## Stated problem
Set the following entries down again exactly, line by line.

## Data rows
-*-

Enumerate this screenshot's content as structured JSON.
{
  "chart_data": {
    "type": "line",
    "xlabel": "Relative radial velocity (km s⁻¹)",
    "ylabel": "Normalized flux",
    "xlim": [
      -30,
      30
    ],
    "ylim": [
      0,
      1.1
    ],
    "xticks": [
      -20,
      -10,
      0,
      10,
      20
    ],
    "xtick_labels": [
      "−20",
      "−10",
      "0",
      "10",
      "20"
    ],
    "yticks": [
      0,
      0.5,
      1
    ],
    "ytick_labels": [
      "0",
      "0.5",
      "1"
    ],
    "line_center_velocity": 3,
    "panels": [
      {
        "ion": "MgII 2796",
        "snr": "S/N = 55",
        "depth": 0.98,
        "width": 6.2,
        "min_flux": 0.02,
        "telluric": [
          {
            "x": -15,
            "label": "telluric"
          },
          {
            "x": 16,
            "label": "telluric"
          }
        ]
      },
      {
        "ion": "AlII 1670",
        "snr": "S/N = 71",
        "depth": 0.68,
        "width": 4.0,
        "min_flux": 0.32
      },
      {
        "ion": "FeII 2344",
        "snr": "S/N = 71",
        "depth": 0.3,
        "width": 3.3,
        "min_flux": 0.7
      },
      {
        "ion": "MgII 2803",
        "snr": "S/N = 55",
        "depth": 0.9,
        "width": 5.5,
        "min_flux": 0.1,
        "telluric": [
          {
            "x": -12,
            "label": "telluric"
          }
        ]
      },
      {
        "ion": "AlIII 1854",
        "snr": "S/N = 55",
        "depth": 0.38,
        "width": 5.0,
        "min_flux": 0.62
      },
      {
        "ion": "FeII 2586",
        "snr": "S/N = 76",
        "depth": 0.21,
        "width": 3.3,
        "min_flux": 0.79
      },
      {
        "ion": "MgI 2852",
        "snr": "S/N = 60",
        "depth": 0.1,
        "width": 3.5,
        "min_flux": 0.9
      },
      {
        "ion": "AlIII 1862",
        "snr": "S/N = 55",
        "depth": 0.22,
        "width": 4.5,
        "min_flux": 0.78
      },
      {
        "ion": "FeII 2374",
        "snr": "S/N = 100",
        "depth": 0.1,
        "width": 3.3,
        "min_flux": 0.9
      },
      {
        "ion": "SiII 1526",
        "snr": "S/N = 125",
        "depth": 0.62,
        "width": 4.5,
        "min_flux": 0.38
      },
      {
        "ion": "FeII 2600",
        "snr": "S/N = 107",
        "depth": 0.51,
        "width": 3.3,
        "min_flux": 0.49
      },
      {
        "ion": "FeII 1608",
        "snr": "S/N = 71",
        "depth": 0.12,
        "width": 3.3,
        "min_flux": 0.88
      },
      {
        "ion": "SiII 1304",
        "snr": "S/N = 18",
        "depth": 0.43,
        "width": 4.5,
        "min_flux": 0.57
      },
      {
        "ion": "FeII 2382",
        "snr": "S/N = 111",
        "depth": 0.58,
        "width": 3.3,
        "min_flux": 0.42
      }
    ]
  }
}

-*-

## Result
Enumerate this screenshot's content as structured JSON.
{
  "chart_data": {
    "type": "line",
    "xlabel": "Relative radial velocity (km s⁻¹)",
    "ylabel": "Normalized flux",
    "xlim": [
      -30,
      30
    ],
    "ylim": [
      0,
      1.1
    ],
    "xticks": [
      -20,
      -10,
      0,
      10,
      20
    ],
    "xtick_labels": [
      "−20",
      "−10",
      "0",
      "10",
      "20"
    ],
    "yticks": [
      0,
      0.5,
      1
    ],
    "ytick_labels": [
      "0",
      "0.5",
      "1"
    ],
    "line_center_velocity": 3,
    "panels": [
      {
        "ion": "MgII 2796",
        "snr": "S/N = 55",
        "depth": 0.98,
        "width": 6.2,
        "min_flux": 0.02,
        "telluric": [
          {
            "x": -15,
            "label": "telluric"
          },
          {
            "x": 16,
            "label": "telluric"
          }
        ]
      },
      {
        "ion": "AlII 1670",
        "snr": "S/N = 71",
        "depth": 0.68,
        "width": 4.0,
        "min_flux": 0.32
      },
      {
        "ion": "FeII 2344",
        "snr": "S/N = 71",
        "depth": 0.3,
        "width": 3.3,
        "min_flux": 0.7
      },
      {
        "ion": "MgII 2803",
        "snr": "S/N = 55",
        "depth": 0.9,
        "width": 5.5,
        "min_flux": 0.1,
        "telluric": [
          {
            "x": -12,
            "label": "telluric"
          }
        ]
      },
      {
        "ion": "AlIII 1854",
        "snr": "S/N = 55",
        "depth": 0.38,
        "width": 5.0,
        "min_flux": 0.62
      },
      {
        "ion": "FeII 2586",
        "snr": "S/N = 76",
        "depth": 0.21,
        "width": 3.3,
        "min_flux": 0.79
      },
      {
        "ion": "MgI 2852",
        "snr": "S/N = 60",
        "depth": 0.1,
        "width": 3.5,
        "min_flux": 0.9
      },
      {
        "ion": "AlIII 1862",
        "snr": "S/N = 55",
        "depth": 0.22,
        "width": 4.5,
        "min_flux": 0.78
      },
      {
        "ion": "FeII 2374",
        "snr": "S/N = 100",
        "depth": 0.1,
        "width": 3.3,
        "min_flux": 0.9
      },
      {
        "ion": "SiII 1526",
        "snr": "S/N = 125",
        "depth": 0.62,
        "width": 4.5,
        "min_flux": 0.38
      },
      {
        "ion": "FeII 2600",
        "snr": "S/N = 107",
        "depth": 0.51,
        "width": 3.3,
        "min_flux": 0.49
      },
      {
        "ion": "FeII 1608",
        "snr": "S/N = 71",
        "depth": 0.12,
        "width": 3.3,
        "min_flux": 0.88
      },
      {
        "ion": "SiII 1304",
        "snr": "S/N = 18",
        "depth": 0.43,
        "width": 4.5,
        "min_flux": 0.57
      },
      {
        "ion": "FeII 2382",
        "snr": "S/N = 111",
        "depth": 0.58,
        "width": 3.3,
        "min_flux": 0.42
      }
    ]
  }
}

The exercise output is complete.